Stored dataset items
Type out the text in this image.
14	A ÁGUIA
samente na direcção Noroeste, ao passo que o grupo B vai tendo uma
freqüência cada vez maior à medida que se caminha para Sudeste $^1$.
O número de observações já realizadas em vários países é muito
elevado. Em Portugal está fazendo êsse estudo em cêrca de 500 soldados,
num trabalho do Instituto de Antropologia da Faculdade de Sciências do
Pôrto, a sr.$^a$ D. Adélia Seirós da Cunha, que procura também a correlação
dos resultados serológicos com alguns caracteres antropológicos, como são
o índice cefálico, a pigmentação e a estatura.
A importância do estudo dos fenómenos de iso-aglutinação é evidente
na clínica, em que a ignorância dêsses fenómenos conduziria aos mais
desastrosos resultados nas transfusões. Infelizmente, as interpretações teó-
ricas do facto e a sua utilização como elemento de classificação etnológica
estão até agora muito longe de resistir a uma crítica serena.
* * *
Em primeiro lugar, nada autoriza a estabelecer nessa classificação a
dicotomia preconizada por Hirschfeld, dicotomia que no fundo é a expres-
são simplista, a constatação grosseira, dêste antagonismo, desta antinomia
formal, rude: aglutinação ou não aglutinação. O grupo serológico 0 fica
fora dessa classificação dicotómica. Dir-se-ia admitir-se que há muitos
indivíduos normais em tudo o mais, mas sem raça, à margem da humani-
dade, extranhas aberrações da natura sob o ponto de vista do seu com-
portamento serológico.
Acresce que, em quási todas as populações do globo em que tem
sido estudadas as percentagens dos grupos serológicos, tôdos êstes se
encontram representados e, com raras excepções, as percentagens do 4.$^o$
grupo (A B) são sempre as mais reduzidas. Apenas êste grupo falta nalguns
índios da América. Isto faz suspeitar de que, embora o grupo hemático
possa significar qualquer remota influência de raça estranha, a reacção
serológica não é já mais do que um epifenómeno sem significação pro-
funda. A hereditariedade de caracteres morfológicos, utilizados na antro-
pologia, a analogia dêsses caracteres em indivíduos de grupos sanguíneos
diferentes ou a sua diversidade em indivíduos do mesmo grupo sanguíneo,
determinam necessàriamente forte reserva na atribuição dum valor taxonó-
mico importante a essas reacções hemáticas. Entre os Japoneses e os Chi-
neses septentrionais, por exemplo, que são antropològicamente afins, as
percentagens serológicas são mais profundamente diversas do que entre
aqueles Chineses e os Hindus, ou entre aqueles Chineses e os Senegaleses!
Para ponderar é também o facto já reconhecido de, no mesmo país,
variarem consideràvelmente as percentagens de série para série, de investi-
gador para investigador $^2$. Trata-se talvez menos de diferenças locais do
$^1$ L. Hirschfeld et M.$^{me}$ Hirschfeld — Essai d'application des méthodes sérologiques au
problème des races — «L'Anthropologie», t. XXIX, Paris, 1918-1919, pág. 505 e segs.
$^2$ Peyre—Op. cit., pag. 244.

## EXERCISE DESCRIPTION:
List each line in the listing that contains the string "raça".

## FINAL ANSWER:
indivíduos normais em tudo o mais, mas sem raça, à margem da humani-
possa significar qualquer remota influência de raça estranha, a reacção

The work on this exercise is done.